• Your goal:
Only a number is wanted: how many lines in the listing contain the word "screenshot"?

--- START OF Records provided ---

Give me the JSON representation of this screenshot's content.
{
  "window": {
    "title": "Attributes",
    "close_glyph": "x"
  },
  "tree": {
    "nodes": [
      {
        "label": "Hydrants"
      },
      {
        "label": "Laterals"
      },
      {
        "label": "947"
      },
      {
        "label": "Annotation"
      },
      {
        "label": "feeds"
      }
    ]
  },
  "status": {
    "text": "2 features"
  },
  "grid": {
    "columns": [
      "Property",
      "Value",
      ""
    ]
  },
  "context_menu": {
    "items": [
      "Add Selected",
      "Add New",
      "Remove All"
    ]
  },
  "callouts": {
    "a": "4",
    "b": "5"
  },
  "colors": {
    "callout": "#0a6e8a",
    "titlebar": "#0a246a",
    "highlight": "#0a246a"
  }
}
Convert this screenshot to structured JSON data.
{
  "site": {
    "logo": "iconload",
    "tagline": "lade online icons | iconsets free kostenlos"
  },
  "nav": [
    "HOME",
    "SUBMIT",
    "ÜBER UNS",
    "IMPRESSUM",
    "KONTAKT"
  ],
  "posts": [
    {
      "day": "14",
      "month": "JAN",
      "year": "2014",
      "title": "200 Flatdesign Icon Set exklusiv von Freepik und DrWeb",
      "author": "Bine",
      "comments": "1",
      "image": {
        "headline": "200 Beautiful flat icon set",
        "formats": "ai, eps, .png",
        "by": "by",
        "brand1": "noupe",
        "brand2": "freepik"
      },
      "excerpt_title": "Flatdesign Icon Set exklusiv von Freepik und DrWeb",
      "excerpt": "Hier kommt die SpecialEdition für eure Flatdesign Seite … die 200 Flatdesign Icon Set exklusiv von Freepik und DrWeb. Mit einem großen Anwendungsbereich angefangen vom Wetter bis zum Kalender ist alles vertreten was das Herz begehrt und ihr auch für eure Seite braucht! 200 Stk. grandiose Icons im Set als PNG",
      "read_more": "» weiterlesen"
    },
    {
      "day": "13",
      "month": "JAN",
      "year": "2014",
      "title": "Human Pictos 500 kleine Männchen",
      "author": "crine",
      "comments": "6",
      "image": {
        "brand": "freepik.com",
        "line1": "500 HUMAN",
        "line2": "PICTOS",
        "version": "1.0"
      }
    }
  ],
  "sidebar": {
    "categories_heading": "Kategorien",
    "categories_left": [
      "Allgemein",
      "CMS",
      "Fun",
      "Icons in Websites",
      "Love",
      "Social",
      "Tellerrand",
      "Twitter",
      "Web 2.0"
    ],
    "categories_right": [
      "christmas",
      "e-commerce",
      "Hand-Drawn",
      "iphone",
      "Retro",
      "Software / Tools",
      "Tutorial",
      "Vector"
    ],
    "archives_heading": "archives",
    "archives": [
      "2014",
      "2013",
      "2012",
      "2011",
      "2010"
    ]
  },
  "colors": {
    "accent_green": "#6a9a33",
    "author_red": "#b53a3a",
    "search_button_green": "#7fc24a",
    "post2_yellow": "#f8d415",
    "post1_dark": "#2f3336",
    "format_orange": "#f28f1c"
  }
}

--- END OF Records provided ---

• Reply:
2